▶ Task brief: Write out all of the entries exactly as given.

▶ Input records:
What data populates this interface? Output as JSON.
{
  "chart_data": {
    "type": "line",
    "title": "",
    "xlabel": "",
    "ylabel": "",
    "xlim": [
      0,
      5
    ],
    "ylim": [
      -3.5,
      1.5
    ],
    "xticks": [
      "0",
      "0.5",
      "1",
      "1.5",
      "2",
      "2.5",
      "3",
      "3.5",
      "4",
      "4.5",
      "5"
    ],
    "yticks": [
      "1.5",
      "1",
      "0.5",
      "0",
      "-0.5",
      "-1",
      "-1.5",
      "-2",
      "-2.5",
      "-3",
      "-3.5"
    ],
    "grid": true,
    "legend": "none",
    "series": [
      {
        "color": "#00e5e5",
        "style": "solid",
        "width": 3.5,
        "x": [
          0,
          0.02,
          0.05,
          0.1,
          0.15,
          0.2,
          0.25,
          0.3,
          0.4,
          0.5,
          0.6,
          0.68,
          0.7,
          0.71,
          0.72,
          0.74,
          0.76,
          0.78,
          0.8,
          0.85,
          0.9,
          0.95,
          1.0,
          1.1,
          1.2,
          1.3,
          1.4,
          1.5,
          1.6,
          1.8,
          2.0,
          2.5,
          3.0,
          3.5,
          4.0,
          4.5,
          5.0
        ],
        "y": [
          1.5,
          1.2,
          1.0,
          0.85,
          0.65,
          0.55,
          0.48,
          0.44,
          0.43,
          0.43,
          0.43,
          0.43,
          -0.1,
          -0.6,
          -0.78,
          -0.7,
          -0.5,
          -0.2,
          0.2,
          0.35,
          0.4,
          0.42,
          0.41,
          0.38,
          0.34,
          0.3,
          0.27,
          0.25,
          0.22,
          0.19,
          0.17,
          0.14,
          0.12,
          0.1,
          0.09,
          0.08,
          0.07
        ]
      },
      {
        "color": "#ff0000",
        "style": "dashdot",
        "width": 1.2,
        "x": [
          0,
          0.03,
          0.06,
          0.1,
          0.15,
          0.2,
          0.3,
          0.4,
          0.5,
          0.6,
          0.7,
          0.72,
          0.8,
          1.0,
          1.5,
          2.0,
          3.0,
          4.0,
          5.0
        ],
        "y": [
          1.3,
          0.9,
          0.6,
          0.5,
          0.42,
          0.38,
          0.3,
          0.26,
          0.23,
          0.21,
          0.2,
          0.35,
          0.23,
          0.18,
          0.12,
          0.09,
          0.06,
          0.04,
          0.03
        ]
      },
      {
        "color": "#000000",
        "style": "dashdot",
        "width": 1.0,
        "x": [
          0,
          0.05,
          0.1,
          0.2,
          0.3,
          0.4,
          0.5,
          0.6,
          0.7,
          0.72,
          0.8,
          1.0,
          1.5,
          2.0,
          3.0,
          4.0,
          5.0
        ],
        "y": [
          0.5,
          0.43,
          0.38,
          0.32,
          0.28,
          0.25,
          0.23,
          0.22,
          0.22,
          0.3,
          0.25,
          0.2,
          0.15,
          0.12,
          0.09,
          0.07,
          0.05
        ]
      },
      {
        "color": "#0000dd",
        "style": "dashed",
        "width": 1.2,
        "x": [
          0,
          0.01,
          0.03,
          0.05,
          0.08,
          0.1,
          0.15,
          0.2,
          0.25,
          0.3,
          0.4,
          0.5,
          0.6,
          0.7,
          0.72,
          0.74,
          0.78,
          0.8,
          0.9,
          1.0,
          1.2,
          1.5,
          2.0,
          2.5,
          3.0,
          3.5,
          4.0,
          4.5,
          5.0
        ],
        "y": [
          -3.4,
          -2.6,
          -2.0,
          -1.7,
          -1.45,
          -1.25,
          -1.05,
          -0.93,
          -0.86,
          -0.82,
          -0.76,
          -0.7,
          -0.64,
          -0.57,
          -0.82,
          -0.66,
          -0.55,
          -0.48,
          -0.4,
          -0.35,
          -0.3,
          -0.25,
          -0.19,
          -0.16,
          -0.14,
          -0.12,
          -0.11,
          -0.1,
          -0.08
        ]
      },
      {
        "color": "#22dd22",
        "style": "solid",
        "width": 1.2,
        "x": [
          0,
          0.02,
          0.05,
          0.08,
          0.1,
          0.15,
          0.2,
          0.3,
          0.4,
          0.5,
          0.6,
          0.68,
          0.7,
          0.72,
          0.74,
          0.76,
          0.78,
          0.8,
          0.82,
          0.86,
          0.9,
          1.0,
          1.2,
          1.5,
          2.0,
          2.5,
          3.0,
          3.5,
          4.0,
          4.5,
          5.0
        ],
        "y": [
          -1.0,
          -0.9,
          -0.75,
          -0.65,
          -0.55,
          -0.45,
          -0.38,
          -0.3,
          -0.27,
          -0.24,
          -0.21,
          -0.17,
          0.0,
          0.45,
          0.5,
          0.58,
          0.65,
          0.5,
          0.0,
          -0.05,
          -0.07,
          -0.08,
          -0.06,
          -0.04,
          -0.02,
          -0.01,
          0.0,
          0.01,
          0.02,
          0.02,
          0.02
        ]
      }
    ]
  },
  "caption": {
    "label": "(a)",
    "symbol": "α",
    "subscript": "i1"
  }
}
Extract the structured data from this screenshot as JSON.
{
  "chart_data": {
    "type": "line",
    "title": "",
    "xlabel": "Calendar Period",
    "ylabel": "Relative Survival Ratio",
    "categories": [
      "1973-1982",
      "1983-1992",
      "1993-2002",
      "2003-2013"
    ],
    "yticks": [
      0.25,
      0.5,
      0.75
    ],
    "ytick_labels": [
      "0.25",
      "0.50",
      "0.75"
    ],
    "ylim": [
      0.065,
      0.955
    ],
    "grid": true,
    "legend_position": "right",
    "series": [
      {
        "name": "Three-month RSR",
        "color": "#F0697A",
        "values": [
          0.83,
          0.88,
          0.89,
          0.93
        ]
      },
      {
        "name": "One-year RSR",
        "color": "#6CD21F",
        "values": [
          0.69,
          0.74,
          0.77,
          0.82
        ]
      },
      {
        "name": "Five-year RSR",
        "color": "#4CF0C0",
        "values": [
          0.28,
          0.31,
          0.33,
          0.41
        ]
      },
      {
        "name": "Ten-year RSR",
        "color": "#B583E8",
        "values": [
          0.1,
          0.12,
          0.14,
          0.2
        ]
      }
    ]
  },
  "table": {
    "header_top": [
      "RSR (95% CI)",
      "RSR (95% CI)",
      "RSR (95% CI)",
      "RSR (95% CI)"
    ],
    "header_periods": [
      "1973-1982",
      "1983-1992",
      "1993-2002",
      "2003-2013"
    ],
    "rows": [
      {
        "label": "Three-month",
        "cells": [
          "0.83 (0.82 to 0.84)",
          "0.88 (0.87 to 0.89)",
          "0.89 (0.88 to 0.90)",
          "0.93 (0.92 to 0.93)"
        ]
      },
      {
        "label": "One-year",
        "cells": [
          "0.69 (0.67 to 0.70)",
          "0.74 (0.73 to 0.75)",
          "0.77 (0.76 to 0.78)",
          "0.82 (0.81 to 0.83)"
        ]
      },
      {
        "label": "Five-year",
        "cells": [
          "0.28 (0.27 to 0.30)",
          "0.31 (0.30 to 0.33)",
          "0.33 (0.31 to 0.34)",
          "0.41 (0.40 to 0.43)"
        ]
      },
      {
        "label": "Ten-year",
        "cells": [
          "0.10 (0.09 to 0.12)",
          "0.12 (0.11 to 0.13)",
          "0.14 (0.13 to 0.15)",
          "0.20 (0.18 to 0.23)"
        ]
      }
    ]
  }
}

▶ Written response:
What data populates this interface? Output as JSON.
{
  "chart_data": {
    "type": "line",
    "title": "",
    "xlabel": "",
    "ylabel": "",
    "xlim": [
      0,
      5
    ],
    "ylim": [
      -3.5,
      1.5
    ],
    "xticks": [
      "0",
      "0.5",
      "1",
      "1.5",
      "2",
      "2.5",
      "3",
      "3.5",
      "4",
      "4.5",
      "5"
    ],
    "yticks": [
      "1.5",
      "1",
      "0.5",
      "0",
      "-0.5",
      "-1",
      "-1.5",
      "-2",
      "-2.5",
      "-3",
      "-3.5"
    ],
    "grid": true,
    "legend": "none",
    "series": [
      {
        "color": "#00e5e5",
        "style": "solid",
        "width": 3.5,
        "x": [
          0,
          0.02,
          0.05,
          0.1,
          0.15,
          0.2,
          0.25,
          0.3,
          0.4,
          0.5,
          0.6,
          0.68,
          0.7,
          0.71,
          0.72,
          0.74,
          0.76,
          0.78,
          0.8,
          0.85,
          0.9,
          0.95,
          1.0,
          1.1,
          1.2,
          1.3,
          1.4,
          1.5,
          1.6,
          1.8,
          2.0,
          2.5,
          3.0,
          3.5,
          4.0,
          4.5,
          5.0
        ],
        "y": [
          1.5,
          1.2,
          1.0,
          0.85,
          0.65,
          0.55,
          0.48,
          0.44,
          0.43,
          0.43,
          0.43,
          0.43,
          -0.1,
          -0.6,
          -0.78,
          -0.7,
          -0.5,
          -0.2,
          0.2,
          0.35,
          0.4,
          0.42,
          0.41,
          0.38,
          0.34,
          0.3,
          0.27,
          0.25,
          0.22,
          0.19,
          0.17,
          0.14,
          0.12,
          0.1,
          0.09,
          0.08,
          0.07
        ]
      },
      {
        "color": "#ff0000",
        "style": "dashdot",
        "width": 1.2,
        "x": [
          0,
          0.03,
          0.06,
          0.1,
          0.15,
          0.2,
          0.3,
          0.4,
          0.5,
          0.6,
          0.7,
          0.72,
          0.8,
          1.0,
          1.5,
          2.0,
          3.0,
          4.0,
          5.0
        ],
        "y": [
          1.3,
          0.9,
          0.6,
          0.5,
          0.42,
          0.38,
          0.3,
          0.26,
          0.23,
          0.21,
          0.2,
          0.35,
          0.23,
          0.18,
          0.12,
          0.09,
          0.06,
          0.04,
          0.03
        ]
      },
      {
        "color": "#000000",
        "style": "dashdot",
        "width": 1.0,
        "x": [
          0,
          0.05,
          0.1,
          0.2,
          0.3,
          0.4,
          0.5,
          0.6,
          0.7,
          0.72,
          0.8,
          1.0,
          1.5,
          2.0,
          3.0,
          4.0,
          5.0
        ],
        "y": [
          0.5,
          0.43,
          0.38,
          0.32,
          0.28,
          0.25,
          0.23,
          0.22,
          0.22,
          0.3,
          0.25,
          0.2,
          0.15,
          0.12,
          0.09,
          0.07,
          0.05
        ]
      },
      {
        "color": "#0000dd",
        "style": "dashed",
        "width": 1.2,
        "x": [
          0,
          0.01,
          0.03,
          0.05,
          0.08,
          0.1,
          0.15,
          0.2,
          0.25,
          0.3,
          0.4,
          0.5,
          0.6,
          0.7,
          0.72,
          0.74,
          0.78,
          0.8,
          0.9,
          1.0,
          1.2,
          1.5,
          2.0,
          2.5,
          3.0,
          3.5,
          4.0,
          4.5,
          5.0
        ],
        "y": [
          -3.4,
          -2.6,
          -2.0,
          -1.7,
          -1.45,
          -1.25,
          -1.05,
          -0.93,
          -0.86,
          -0.82,
          -0.76,
          -0.7,
          -0.64,
          -0.57,
          -0.82,
          -0.66,
          -0.55,
          -0.48,
          -0.4,
          -0.35,
          -0.3,
          -0.25,
          -0.19,
          -0.16,
          -0.14,
          -0.12,
          -0.11,
          -0.1,
          -0.08
        ]
      },
      {
        "color": "#22dd22",
        "style": "solid",
        "width": 1.2,
        "x": [
          0,
          0.02,
          0.05,
          0.08,
          0.1,
          0.15,
          0.2,
          0.3,
          0.4,
          0.5,
          0.6,
          0.68,
          0.7,
          0.72,
          0.74,
          0.76,
          0.78,
          0.8,
          0.82,
          0.86,
          0.9,
          1.0,
          1.2,
          1.5,
          2.0,
          2.5,
          3.0,
          3.5,
          4.0,
          4.5,
          5.0
        ],
        "y": [
          -1.0,
          -0.9,
          -0.75,
          -0.65,
          -0.55,
          -0.45,
          -0.38,
          -0.3,
          -0.27,
          -0.24,
          -0.21,
          -0.17,
          0.0,
          0.45,
          0.5,
          0.58,
          0.65,
          0.5,
          0.0,
          -0.05,
          -0.07,
          -0.08,
          -0.06,
          -0.04,
          -0.02,
          -0.01,
          0.0,
          0.01,
          0.02,
          0.02,
          0.02
        ]
      }
    ]
  },
  "caption": {
    "label": "(a)",
    "symbol": "α",
    "subscript": "i1"
  }
}
Extract the structured data from this screenshot as JSON.
{
  "chart_data": {
    "type": "line",
    "title": "",
    "xlabel": "Calendar Period",
    "ylabel": "Relative Survival Ratio",
    "categories": [
      "1973-1982",
      "1983-1992",
      "1993-2002",
      "2003-2013"
    ],
    "yticks": [
      0.25,
      0.5,
      0.75
    ],
    "ytick_labels": [
      "0.25",
      "0.50",
      "0.75"
    ],
    "ylim": [
      0.065,
      0.955
    ],
    "grid": true,
    "legend_position": "right",
    "series": [
      {
        "name": "Three-month RSR",
        "color": "#F0697A",
        "values": [
          0.83,
          0.88,
          0.89,
          0.93
        ]
      },
      {
        "name": "One-year RSR",
        "color": "#6CD21F",
        "values": [
          0.69,
          0.74,
          0.77,
          0.82
        ]
      },
      {
        "name": "Five-year RSR",
        "color": "#4CF0C0",
        "values": [
          0.28,
          0.31,
          0.33,
          0.41
        ]
      },
      {
        "name": "Ten-year RSR",
        "color": "#B583E8",
        "values": [
          0.1,
          0.12,
          0.14,
          0.2
        ]
      }
    ]
  },
  "table": {
    "header_top": [
      "RSR (95% CI)",
      "RSR (95% CI)",
      "RSR (95% CI)",
      "RSR (95% CI)"
    ],
    "header_periods": [
      "1973-1982",
      "1983-1992",
      "1993-2002",
      "2003-2013"
    ],
    "rows": [
      {
        "label": "Three-month",
        "cells": [
          "0.83 (0.82 to 0.84)",
          "0.88 (0.87 to 0.89)",
          "0.89 (0.88 to 0.90)",
          "0.93 (0.92 to 0.93)"
        ]
      },
      {
        "label": "One-year",
        "cells": [
          "0.69 (0.67 to 0.70)",
          "0.74 (0.73 to 0.75)",
          "0.77 (0.76 to 0.78)",
          "0.82 (0.81 to 0.83)"
        ]
      },
      {
        "label": "Five-year",
        "cells": [
          "0.28 (0.27 to 0.30)",
          "0.31 (0.30 to 0.33)",
          "0.33 (0.31 to 0.34)",
          "0.41 (0.40 to 0.43)"
        ]
      },
      {
        "label": "Ten-year",
        "cells": [
          "0.10 (0.09 to 0.12)",
          "0.12 (0.11 to 0.13)",
          "0.14 (0.13 to 0.15)",
          "0.20 (0.18 to 0.23)"
        ]
      }
    ]
  }
}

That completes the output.